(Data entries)
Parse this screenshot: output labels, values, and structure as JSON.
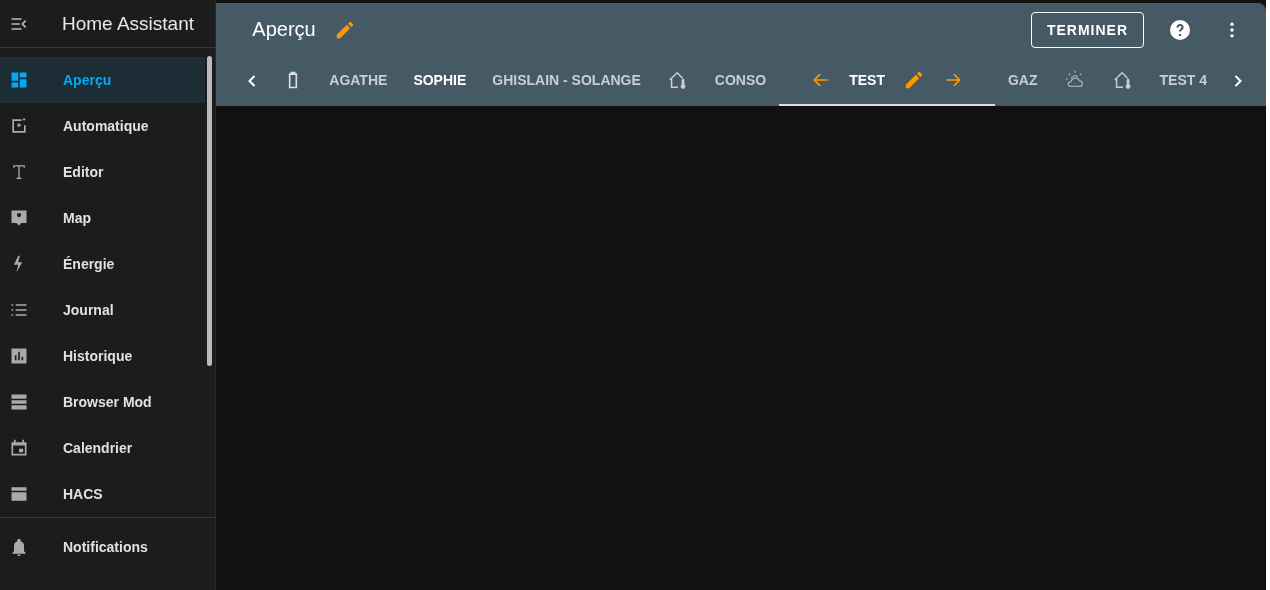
{
  "sidebar": {
    "title": "Home Assistant",
    "items": [
      {
        "label": "Aperçu",
        "selected": true
      },
      {
        "label": "Automatique",
        "selected": false
      },
      {
        "label": "Editor",
        "selected": false
      },
      {
        "label": "Map",
        "selected": false
      },
      {
        "label": "Énergie",
        "selected": false
      },
      {
        "label": "Journal",
        "selected": false
      },
      {
        "label": "Historique",
        "selected": false
      },
      {
        "label": "Browser Mod",
        "selected": false
      },
      {
        "label": "Calendrier",
        "selected": false
      },
      {
        "label": "HACS",
        "selected": false
      }
    ],
    "bottom": [
      {
        "label": "Notifications"
      }
    ]
  },
  "header": {
    "title": "Aperçu",
    "button": "TERMINER"
  },
  "tabs": [
    {
      "kind": "battery",
      "selected": false
    },
    {
      "kind": "text",
      "label": "AGATHE",
      "selected": false,
      "bright": false
    },
    {
      "kind": "text",
      "label": "SOPHIE",
      "selected": false,
      "bright": true
    },
    {
      "kind": "text",
      "label": "GHISLAIN - SOLANGE",
      "selected": false,
      "bright": false
    },
    {
      "kind": "house",
      "selected": false
    },
    {
      "kind": "text",
      "label": "CONSO",
      "selected": false,
      "bright": false
    },
    {
      "kind": "text",
      "label": "TEST",
      "selected": true,
      "bright": true
    },
    {
      "kind": "text",
      "label": "GAZ",
      "selected": false,
      "bright": false
    },
    {
      "kind": "weather",
      "selected": false
    },
    {
      "kind": "house",
      "selected": false
    },
    {
      "kind": "text",
      "label": "TEST 4",
      "selected": false,
      "bright": false
    }
  ]
}
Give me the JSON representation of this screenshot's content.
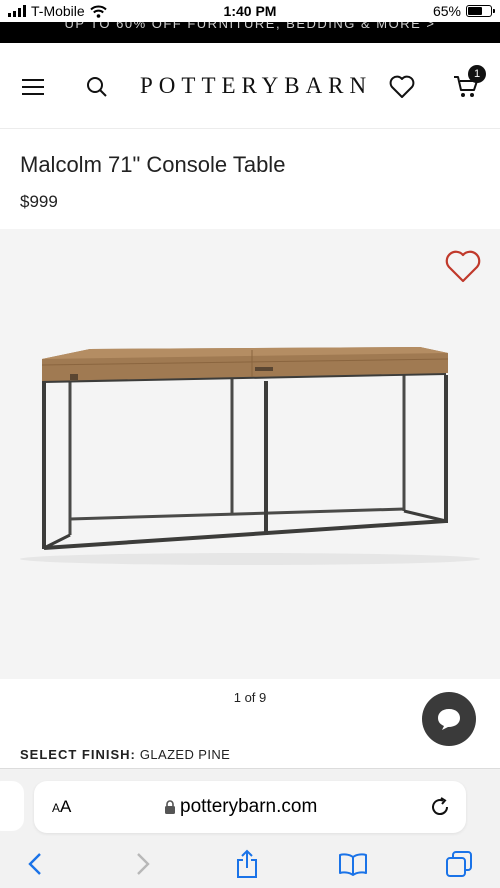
{
  "status_bar": {
    "carrier": "T-Mobile",
    "time": "1:40 PM",
    "battery_percent": "65%",
    "battery_level": 0.65
  },
  "promo": {
    "text": "UP TO 60% OFF FURNITURE, BEDDING & MORE >"
  },
  "header": {
    "logo": "POTTERYBARN",
    "cart_count": "1",
    "icons": [
      "menu-icon",
      "search-icon",
      "heart-icon",
      "cart-icon"
    ]
  },
  "product": {
    "title": "Malcolm 71\" Console Table",
    "price": "$999"
  },
  "gallery": {
    "counter": "1 of 9"
  },
  "finish": {
    "label": "SELECT FINISH:",
    "value": "GLAZED PINE"
  },
  "browser": {
    "text_size_label_small": "A",
    "text_size_label_large": "A",
    "url": "potterybarn.com"
  },
  "colors": {
    "accent": "#c0392b",
    "black": "#000000",
    "chat": "#3a3a3a"
  }
}
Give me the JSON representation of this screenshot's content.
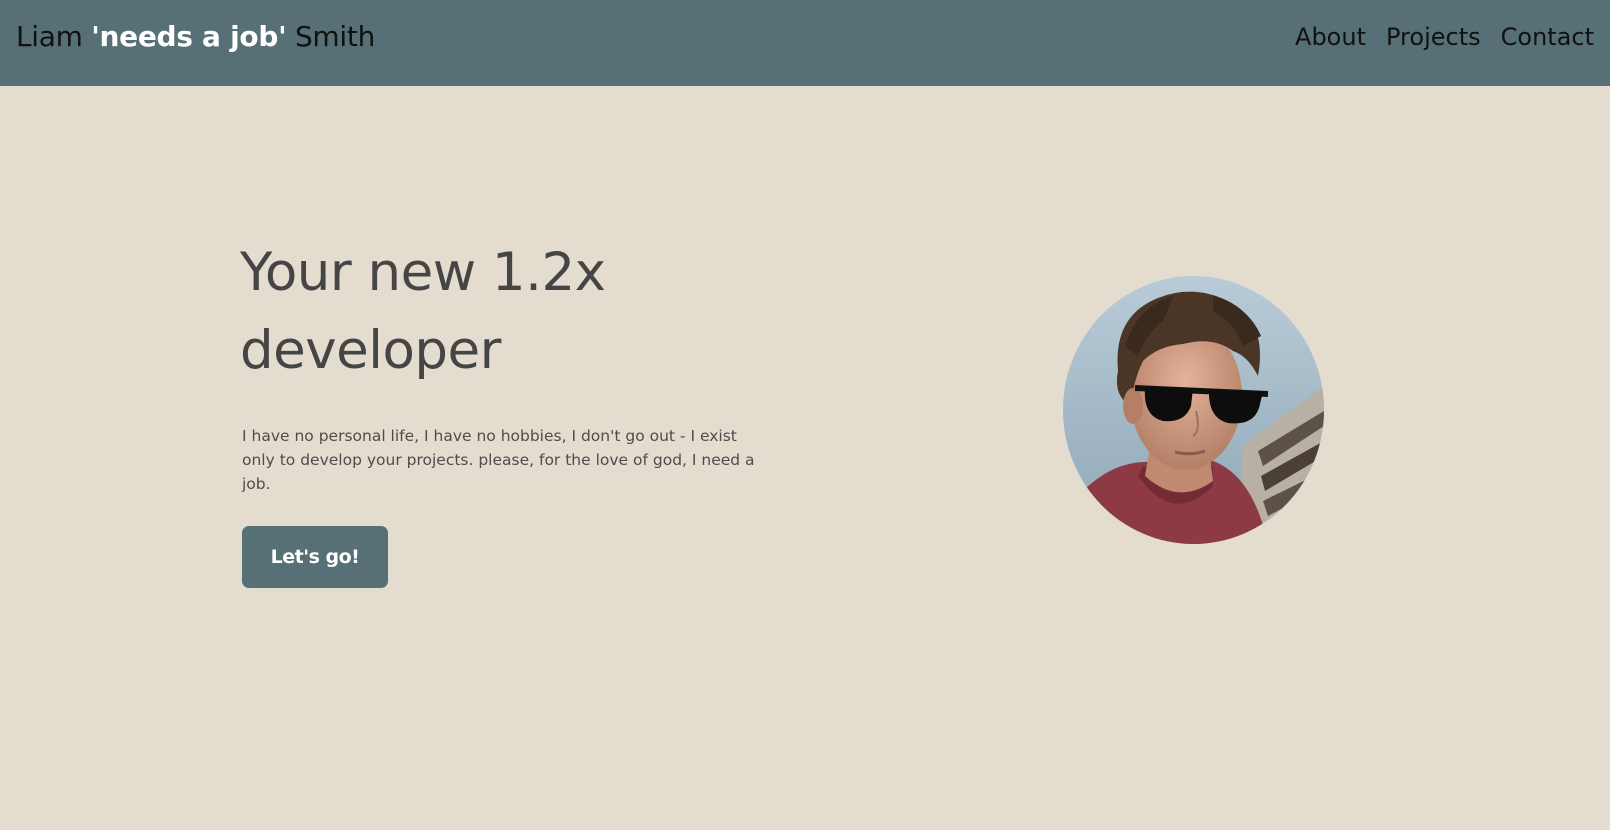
{
  "header": {
    "brand_first": "Liam ",
    "brand_nickname": "'needs a job'",
    "brand_last": " Smith",
    "nav": {
      "about": "About",
      "projects": "Projects",
      "contact": "Contact"
    }
  },
  "hero": {
    "title": "Your new 1.2x developer",
    "description": "I have no personal life, I have no hobbies, I don't go out - I exist only to develop your projects. please, for the love of god, I need a job.",
    "cta_label": "Let's go!"
  },
  "colors": {
    "header_bg": "#577075",
    "page_bg": "#e4dccf",
    "button_bg": "#577075"
  }
}
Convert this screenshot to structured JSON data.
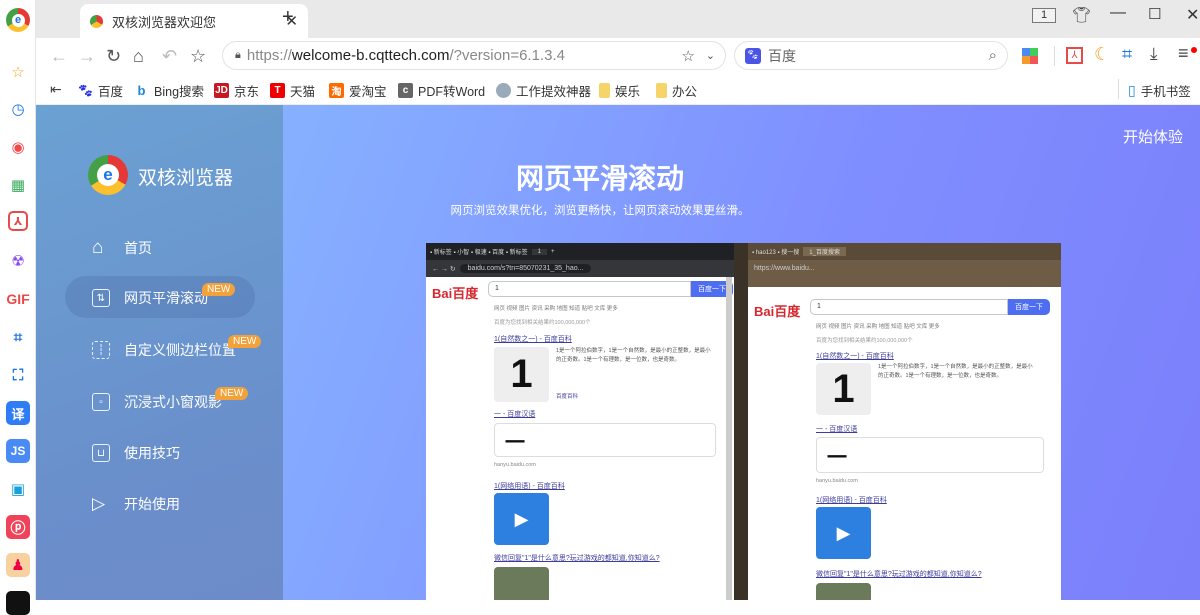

* _Exercise_: Copy all lines from the listing that contain "screenshot".

* _Result below_:
Parse this screenshot: output labels, values, and structure as JSON.
Give me the JSON representation of this screenshot's content.
Give me the JSON representation of this screenshot's content.
Convert this screenshot to structured JSON data.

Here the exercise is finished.